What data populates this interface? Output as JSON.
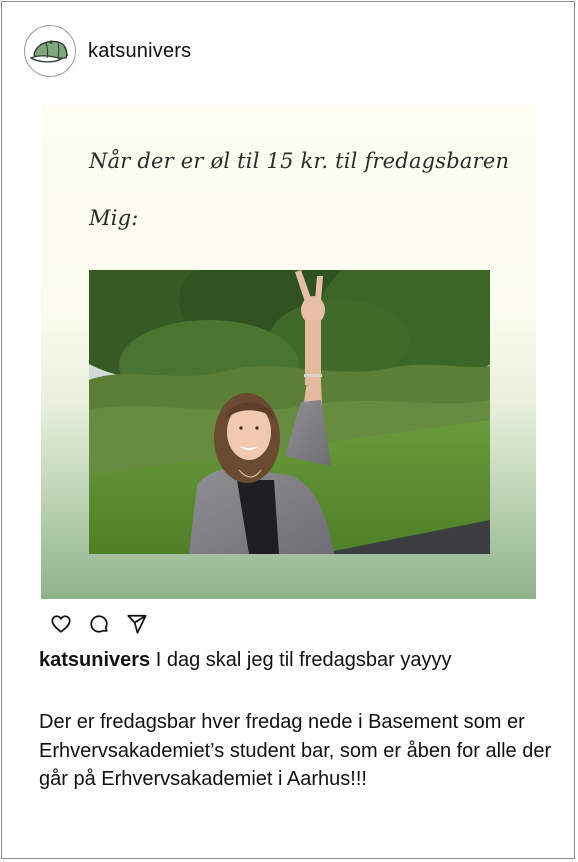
{
  "post": {
    "username": "katsunivers",
    "avatar": {
      "icon": "cap-logo-icon",
      "accent": "#7fa67f"
    },
    "image": {
      "line1": "Når der er øl til 15 kr. til fredagsbaren",
      "line2": "Mig:",
      "photo_alt": "Kvinde med hånden i vejret foran en hæk",
      "gradient": [
        "#fdfdf2",
        "#8eb28c"
      ]
    },
    "actions": [
      {
        "icon": "heart-icon",
        "label": "Synes godt om"
      },
      {
        "icon": "comment-icon",
        "label": "Kommenter"
      },
      {
        "icon": "share-icon",
        "label": "Del"
      }
    ],
    "caption": {
      "username": "katsunivers",
      "text": "I dag skal jeg til fredagsbar yayyy",
      "body": "Der er fredagsbar hver fredag nede i Basement som er Erhvervsakademiet’s student bar, som er åben for alle der går på Erhvervsakademiet i Aarhus!!!"
    }
  }
}
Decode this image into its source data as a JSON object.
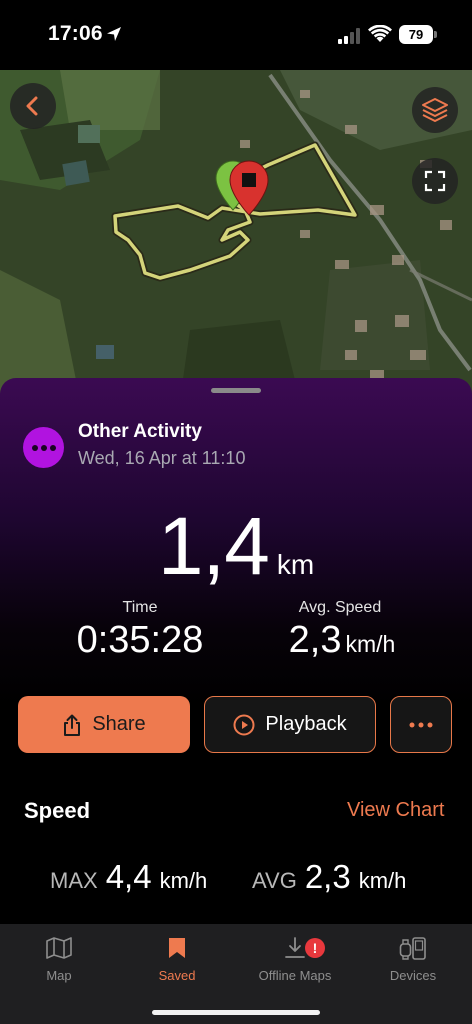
{
  "status": {
    "time": "17:06",
    "battery": "79"
  },
  "activity": {
    "title": "Other Activity",
    "date": "Wed, 16 Apr at 11:10"
  },
  "distance": {
    "value": "1,4",
    "unit": "km"
  },
  "stats": {
    "time_label": "Time",
    "time_value": "0:35:28",
    "speed_label": "Avg. Speed",
    "speed_value": "2,3",
    "speed_unit": "km/h"
  },
  "actions": {
    "share_label": "Share",
    "playback_label": "Playback",
    "more_label": "•••"
  },
  "speed_section": {
    "heading": "Speed",
    "view_chart_label": "View Chart",
    "max_tag": "MAX",
    "max_value": "4,4",
    "max_unit": "km/h",
    "avg_tag": "AVG",
    "avg_value": "2,3",
    "avg_unit": "km/h"
  },
  "tabs": [
    {
      "label": "Map",
      "icon": "map-icon"
    },
    {
      "label": "Saved",
      "icon": "bookmark-icon"
    },
    {
      "label": "Offline Maps",
      "icon": "download-icon",
      "badge": "!"
    },
    {
      "label": "Devices",
      "icon": "devices-icon"
    }
  ],
  "colors": {
    "accent": "#ee7a4f",
    "activity": "#b113e0",
    "route": "#d4d47a",
    "start_pin": "#7cc242",
    "end_pin": "#d8322e"
  }
}
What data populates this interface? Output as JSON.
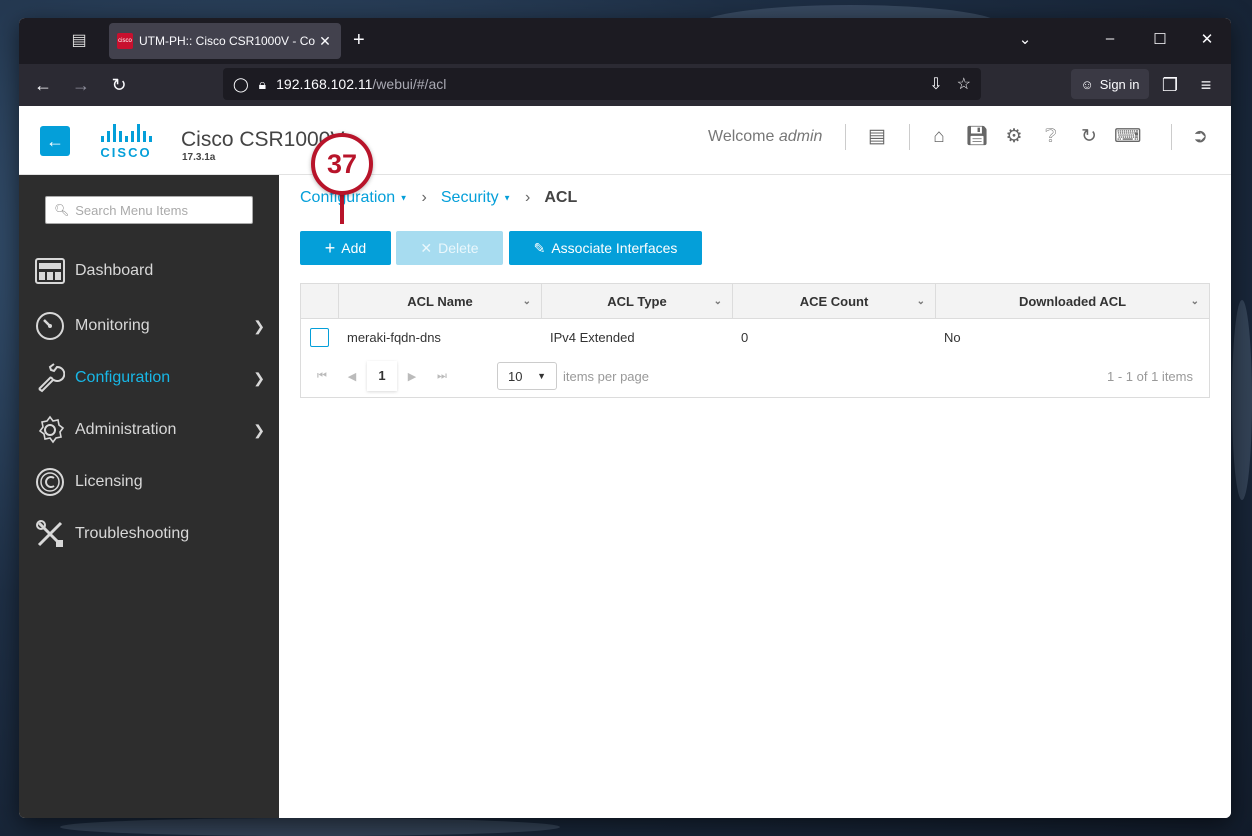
{
  "browser": {
    "tab_title": "UTM-PH:: Cisco CSR1000V - Co",
    "url_host": "192.168.102.11",
    "url_path": "/webui/#/acl",
    "sign_in_label": "Sign in"
  },
  "header": {
    "product_name": "Cisco CSR1000V",
    "version": "17.3.1a",
    "welcome_text": "Welcome",
    "user": "admin",
    "logo_text": "CISCO"
  },
  "sidebar": {
    "search_placeholder": "Search Menu Items",
    "items": [
      {
        "label": "Dashboard",
        "icon": "dashboard-icon"
      },
      {
        "label": "Monitoring",
        "icon": "gauge-icon"
      },
      {
        "label": "Configuration",
        "icon": "wrench-icon"
      },
      {
        "label": "Administration",
        "icon": "gear-icon"
      },
      {
        "label": "Licensing",
        "icon": "license-icon"
      },
      {
        "label": "Troubleshooting",
        "icon": "tools-icon"
      }
    ]
  },
  "breadcrumb": {
    "level1": "Configuration",
    "level2": "Security",
    "current": "ACL"
  },
  "toolbar": {
    "add_label": "Add",
    "delete_label": "Delete",
    "associate_label": "Associate Interfaces"
  },
  "grid": {
    "columns": [
      "ACL Name",
      "ACL Type",
      "ACE Count",
      "Downloaded ACL"
    ],
    "rows": [
      {
        "name": "meraki-fqdn-dns",
        "type": "IPv4 Extended",
        "ace_count": "0",
        "downloaded": "No"
      }
    ],
    "current_page": "1",
    "page_size": "10",
    "items_per_page_label": "items per page",
    "summary": "1 - 1 of 1 items"
  },
  "annotation": {
    "step_number": "37"
  },
  "colors": {
    "accent": "#049fd9",
    "sidebar_bg": "#2d2d2d",
    "active_item": "#18b7e6",
    "marker": "#b8142a"
  }
}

Set task
Read the entries above, then pull out the lines that include "username".

Result
    "username": "katsunivers",
      "username": "katsunivers",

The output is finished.